**Task details**
Filter the records below down to lines containing "ДОРОГАХ".

**Task input**
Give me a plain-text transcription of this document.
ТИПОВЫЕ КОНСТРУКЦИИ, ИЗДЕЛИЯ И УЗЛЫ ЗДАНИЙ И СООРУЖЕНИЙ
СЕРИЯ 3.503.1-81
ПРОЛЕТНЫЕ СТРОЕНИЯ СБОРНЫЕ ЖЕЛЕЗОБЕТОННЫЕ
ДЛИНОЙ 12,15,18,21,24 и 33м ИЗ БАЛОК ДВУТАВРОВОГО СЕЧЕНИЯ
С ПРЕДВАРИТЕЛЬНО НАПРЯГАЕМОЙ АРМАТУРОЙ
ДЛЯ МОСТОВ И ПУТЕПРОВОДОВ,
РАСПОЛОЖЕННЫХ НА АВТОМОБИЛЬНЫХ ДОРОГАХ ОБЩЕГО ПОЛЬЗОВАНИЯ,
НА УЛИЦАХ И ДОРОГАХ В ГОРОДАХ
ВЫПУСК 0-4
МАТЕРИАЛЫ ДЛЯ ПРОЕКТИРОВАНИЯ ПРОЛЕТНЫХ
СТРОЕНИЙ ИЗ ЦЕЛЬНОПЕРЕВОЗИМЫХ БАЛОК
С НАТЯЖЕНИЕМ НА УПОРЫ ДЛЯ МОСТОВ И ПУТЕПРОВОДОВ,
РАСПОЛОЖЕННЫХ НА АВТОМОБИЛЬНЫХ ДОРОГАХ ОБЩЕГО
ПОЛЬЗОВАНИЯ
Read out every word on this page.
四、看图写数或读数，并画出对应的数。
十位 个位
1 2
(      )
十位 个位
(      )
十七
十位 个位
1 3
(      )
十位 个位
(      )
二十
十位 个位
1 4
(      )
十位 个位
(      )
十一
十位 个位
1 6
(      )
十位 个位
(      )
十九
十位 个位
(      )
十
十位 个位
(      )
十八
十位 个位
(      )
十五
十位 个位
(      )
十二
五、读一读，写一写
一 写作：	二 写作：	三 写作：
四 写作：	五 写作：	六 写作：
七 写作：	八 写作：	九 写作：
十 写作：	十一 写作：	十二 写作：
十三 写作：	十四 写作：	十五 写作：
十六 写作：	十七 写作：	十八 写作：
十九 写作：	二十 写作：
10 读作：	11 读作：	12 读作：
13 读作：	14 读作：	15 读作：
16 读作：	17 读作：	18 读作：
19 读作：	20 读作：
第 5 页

**Response below**
РАСПОЛОЖЕННЫХ НА АВТОМОБИЛЬНЫХ ДОРОГАХ ОБЩЕГО ПОЛЬЗОВАНИЯ,
НА УЛИЦАХ И ДОРОГАХ В ГОРОДАХ
РАСПОЛОЖЕННЫХ НА АВТОМОБИЛЬНЫХ ДОРОГАХ ОБЩЕГО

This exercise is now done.